▸ **SHORT TASK**:
Search the data below for the word "marker" and copy each line that holds it.
================
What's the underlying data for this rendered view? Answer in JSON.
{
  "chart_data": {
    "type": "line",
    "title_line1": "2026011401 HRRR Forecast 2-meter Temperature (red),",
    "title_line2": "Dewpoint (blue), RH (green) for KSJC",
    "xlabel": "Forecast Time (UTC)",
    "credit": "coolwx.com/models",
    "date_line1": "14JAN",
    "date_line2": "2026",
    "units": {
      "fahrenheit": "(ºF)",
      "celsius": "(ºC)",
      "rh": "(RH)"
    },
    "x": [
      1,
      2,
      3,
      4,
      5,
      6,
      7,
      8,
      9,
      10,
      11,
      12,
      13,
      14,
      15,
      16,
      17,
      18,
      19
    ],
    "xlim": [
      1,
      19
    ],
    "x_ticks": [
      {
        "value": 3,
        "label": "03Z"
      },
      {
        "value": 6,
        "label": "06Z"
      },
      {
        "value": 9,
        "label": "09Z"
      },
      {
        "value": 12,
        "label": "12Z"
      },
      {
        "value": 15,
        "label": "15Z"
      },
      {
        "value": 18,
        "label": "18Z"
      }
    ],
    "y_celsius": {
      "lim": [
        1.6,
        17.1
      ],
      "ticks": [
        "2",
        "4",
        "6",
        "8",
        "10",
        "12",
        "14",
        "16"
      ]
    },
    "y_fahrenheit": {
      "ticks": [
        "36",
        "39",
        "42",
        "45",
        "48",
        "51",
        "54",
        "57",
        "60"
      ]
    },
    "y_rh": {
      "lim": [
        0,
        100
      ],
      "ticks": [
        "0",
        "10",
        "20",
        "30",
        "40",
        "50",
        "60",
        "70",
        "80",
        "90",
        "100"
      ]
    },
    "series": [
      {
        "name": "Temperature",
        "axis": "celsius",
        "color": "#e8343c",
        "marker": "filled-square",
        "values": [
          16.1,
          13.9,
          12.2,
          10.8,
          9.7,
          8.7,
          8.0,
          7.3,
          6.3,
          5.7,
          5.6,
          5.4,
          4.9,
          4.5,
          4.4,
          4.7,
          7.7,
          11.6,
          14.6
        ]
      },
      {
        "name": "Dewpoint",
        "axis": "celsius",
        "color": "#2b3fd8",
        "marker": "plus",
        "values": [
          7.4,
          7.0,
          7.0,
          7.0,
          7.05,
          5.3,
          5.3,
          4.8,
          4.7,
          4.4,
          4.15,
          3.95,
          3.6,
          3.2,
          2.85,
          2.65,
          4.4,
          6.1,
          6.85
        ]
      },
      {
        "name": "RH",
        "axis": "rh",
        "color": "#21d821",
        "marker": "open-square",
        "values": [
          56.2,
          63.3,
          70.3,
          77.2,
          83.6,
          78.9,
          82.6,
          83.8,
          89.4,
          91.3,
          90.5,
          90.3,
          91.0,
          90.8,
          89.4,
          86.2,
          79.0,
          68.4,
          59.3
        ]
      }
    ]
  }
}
================
▸ **SOLUTION TO THE EXERCISE**:
        "marker": "filled-square",
        "marker": "plus",
        "marker": "open-square",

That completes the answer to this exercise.